* Data shown:
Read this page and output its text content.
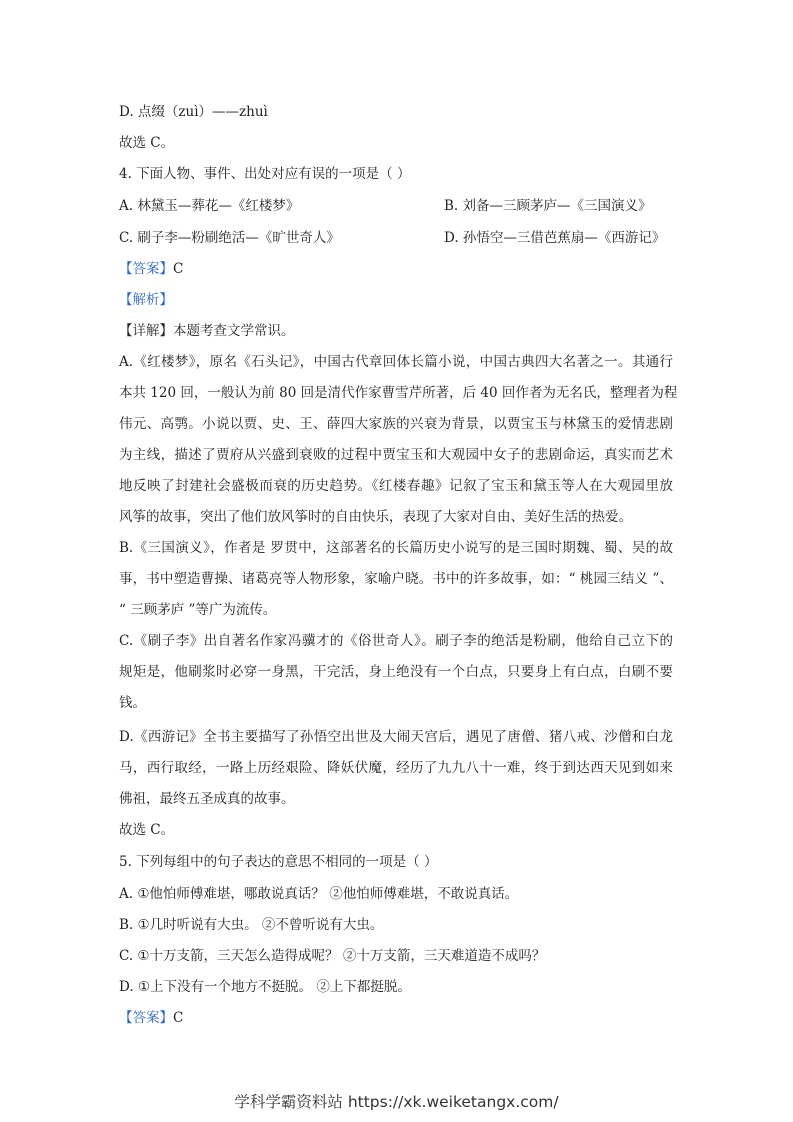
D. 点缀（zuì）——zhuì
故选 C。
4. 下面人物、事件、出处对应有误的一项是（ ）
A. 林黛玉—葬花—《红楼梦》	B. 刘备—三顾茅庐—《三国演义》
C. 刷子李—粉刷绝活—《旷世奇人》	D. 孙悟空—三借芭蕉扇—《西游记》
【答案】C
【解析】
【详解】本题考查文学常识。
A.《红楼梦》，原名《石头记》，中国古代章回体长篇小说，中国古典四大名著之一。其通行
本共 120 回，一般认为前 80 回是清代作家曹雪芹所著，后 40 回作者为无名氏，整理者为程
伟元、高鹗。小说以贾、史、王、薛四大家族的兴衰为背景，以贾宝玉与林黛玉的爱情悲剧
为主线，描述了贾府从兴盛到衰败的过程中贾宝玉和大观园中女子的悲剧命运，真实而艺术
地反映了封建社会盛极而衰的历史趋势。《红楼春趣》记叙了宝玉和黛玉等人在大观园里放
风筝的故事，突出了他们放风筝时的自由快乐，表现了大家对自由、美好生活的热爱。
B.《三国演义》，作者是 罗贯中，这部著名的长篇历史小说写的是三国时期魏、蜀、吴的故
事，书中塑造曹操、诸葛亮等人物形象，家喻户晓。书中的许多故事，如：“ 桃园三结义 ”、
“ 三顾茅庐 ”等广为流传。
C.《刷子李》出自著名作家冯骥才的《俗世奇人》。刷子李的绝活是粉刷，他给自己立下的
规矩是，他刷浆时必穿一身黑，干完活，身上绝没有一个白点，只要身上有白点，白刷不要
钱。
D.《西游记》全书主要描写了孙悟空出世及大闹天宫后，遇见了唐僧、猪八戒、沙僧和白龙
马，西行取经，一路上历经艰险、降妖伏魔，经历了九九八十一难，终于到达西天见到如来
佛祖，最终五圣成真的故事。
故选 C。
5. 下列每组中的句子表达的意思不相同的一项是（ ）
A. ①他怕师傅难堪，哪敢说真话？ ②他怕师傅难堪，不敢说真话。
B. ①几时听说有大虫。 ②不曾听说有大虫。
C. ①十万支箭，三天怎么造得成呢？ ②十万支箭，三天难道造不成吗？
D. ①上下没有一个地方不挺脱。 ②上下都挺脱。
【答案】C
学科学霸资料站 https://xk.weiketangx.com/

* Set problem: Copy each line of the listing that includes "三国演义".

* Full answer:
A. 林黛玉—葬花—《红楼梦》	B. 刘备—三顾茅庐—《三国演义》
B.《三国演义》，作者是 罗贯中，这部著名的长篇历史小说写的是三国时期魏、蜀、吴的故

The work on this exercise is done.